Required task
Find the lines that hold the word "screenshot" and return them.

>> Start

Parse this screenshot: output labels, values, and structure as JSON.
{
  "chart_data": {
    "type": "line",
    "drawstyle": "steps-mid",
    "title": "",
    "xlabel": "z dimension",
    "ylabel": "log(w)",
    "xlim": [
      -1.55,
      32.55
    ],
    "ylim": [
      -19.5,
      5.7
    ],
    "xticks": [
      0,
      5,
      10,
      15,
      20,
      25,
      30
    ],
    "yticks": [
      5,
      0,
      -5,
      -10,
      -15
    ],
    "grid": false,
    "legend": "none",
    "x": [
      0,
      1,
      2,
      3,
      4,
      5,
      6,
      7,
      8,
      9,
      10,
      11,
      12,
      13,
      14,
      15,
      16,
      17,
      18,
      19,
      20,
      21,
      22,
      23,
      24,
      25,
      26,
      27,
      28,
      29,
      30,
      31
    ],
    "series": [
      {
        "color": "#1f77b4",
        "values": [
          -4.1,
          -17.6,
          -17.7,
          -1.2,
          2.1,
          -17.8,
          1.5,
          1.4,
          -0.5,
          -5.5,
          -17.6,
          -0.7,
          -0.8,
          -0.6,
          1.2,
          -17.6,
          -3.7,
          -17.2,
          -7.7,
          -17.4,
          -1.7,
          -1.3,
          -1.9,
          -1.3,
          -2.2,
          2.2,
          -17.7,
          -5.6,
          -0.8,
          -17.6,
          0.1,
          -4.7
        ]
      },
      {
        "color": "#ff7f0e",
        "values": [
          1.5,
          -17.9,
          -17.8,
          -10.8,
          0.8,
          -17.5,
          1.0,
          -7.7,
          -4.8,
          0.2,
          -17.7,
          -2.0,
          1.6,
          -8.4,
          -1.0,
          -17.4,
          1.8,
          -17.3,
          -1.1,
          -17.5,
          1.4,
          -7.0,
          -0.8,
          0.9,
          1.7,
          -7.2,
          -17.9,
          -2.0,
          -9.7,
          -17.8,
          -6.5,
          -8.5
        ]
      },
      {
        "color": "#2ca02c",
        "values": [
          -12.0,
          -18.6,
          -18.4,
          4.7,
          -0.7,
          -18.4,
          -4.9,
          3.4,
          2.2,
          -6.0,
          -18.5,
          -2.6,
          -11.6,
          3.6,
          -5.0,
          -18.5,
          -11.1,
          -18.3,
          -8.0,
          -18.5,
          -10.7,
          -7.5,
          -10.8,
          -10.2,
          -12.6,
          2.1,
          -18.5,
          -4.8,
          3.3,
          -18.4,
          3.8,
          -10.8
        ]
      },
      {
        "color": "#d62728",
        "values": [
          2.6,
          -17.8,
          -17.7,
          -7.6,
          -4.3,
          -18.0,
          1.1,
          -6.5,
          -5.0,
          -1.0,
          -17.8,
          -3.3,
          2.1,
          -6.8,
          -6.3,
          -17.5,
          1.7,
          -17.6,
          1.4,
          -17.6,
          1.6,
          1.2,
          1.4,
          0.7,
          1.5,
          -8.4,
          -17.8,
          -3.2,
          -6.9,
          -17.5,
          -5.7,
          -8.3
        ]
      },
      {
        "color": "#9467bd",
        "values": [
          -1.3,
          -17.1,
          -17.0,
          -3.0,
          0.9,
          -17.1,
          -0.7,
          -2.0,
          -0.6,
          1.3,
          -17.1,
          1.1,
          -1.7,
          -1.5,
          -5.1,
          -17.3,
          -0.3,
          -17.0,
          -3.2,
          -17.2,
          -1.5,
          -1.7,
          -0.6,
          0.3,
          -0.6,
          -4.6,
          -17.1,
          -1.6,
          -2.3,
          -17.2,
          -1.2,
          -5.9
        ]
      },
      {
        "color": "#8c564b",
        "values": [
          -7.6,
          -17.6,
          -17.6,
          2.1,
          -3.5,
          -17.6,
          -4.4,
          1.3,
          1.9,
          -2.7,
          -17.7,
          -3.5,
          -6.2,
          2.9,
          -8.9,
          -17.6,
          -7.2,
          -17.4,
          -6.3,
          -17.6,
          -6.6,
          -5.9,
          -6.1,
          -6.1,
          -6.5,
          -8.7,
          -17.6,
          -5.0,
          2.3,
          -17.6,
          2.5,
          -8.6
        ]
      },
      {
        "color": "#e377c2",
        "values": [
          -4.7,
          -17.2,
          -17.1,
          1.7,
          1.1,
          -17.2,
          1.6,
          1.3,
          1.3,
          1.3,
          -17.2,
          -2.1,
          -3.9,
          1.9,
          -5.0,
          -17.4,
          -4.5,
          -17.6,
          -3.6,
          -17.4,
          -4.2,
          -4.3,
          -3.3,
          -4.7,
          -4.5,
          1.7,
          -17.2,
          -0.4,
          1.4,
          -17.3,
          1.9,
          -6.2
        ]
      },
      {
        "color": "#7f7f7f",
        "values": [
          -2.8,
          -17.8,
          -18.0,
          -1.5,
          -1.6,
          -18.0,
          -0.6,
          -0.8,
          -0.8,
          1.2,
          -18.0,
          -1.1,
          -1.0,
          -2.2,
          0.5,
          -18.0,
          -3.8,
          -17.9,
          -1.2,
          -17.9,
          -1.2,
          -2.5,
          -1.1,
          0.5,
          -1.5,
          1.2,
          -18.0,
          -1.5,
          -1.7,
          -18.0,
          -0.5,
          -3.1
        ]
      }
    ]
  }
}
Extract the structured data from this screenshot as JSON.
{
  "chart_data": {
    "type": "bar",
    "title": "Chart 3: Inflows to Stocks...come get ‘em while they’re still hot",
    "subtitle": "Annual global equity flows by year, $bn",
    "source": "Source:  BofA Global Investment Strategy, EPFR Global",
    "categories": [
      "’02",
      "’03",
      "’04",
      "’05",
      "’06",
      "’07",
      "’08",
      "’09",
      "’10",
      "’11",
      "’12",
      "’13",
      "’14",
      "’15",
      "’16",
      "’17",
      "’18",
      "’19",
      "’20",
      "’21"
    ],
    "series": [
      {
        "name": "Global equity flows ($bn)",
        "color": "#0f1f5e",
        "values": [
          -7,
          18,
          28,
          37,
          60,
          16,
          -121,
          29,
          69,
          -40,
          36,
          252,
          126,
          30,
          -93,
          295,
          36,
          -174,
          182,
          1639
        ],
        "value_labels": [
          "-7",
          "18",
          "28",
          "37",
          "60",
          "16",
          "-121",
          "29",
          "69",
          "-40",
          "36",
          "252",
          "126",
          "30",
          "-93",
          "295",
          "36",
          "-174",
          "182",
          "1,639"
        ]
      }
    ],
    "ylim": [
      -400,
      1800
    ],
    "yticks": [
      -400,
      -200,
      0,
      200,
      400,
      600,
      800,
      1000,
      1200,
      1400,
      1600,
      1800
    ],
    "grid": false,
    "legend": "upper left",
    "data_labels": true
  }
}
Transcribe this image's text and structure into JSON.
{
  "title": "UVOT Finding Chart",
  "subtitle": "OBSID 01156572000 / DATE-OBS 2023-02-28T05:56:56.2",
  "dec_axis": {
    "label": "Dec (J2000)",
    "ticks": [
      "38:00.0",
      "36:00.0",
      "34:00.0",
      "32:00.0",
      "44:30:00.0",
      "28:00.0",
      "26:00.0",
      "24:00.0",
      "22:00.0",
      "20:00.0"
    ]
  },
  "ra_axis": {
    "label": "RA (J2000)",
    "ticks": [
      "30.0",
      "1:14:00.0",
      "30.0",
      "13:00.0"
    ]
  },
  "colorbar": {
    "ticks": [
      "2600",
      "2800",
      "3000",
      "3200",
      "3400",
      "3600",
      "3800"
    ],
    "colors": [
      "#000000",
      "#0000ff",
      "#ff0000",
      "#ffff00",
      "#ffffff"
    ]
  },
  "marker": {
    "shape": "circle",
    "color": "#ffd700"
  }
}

>> End

The result
Parse this screenshot: output labels, values, and structure as JSON.
Extract the structured data from this screenshot as JSON.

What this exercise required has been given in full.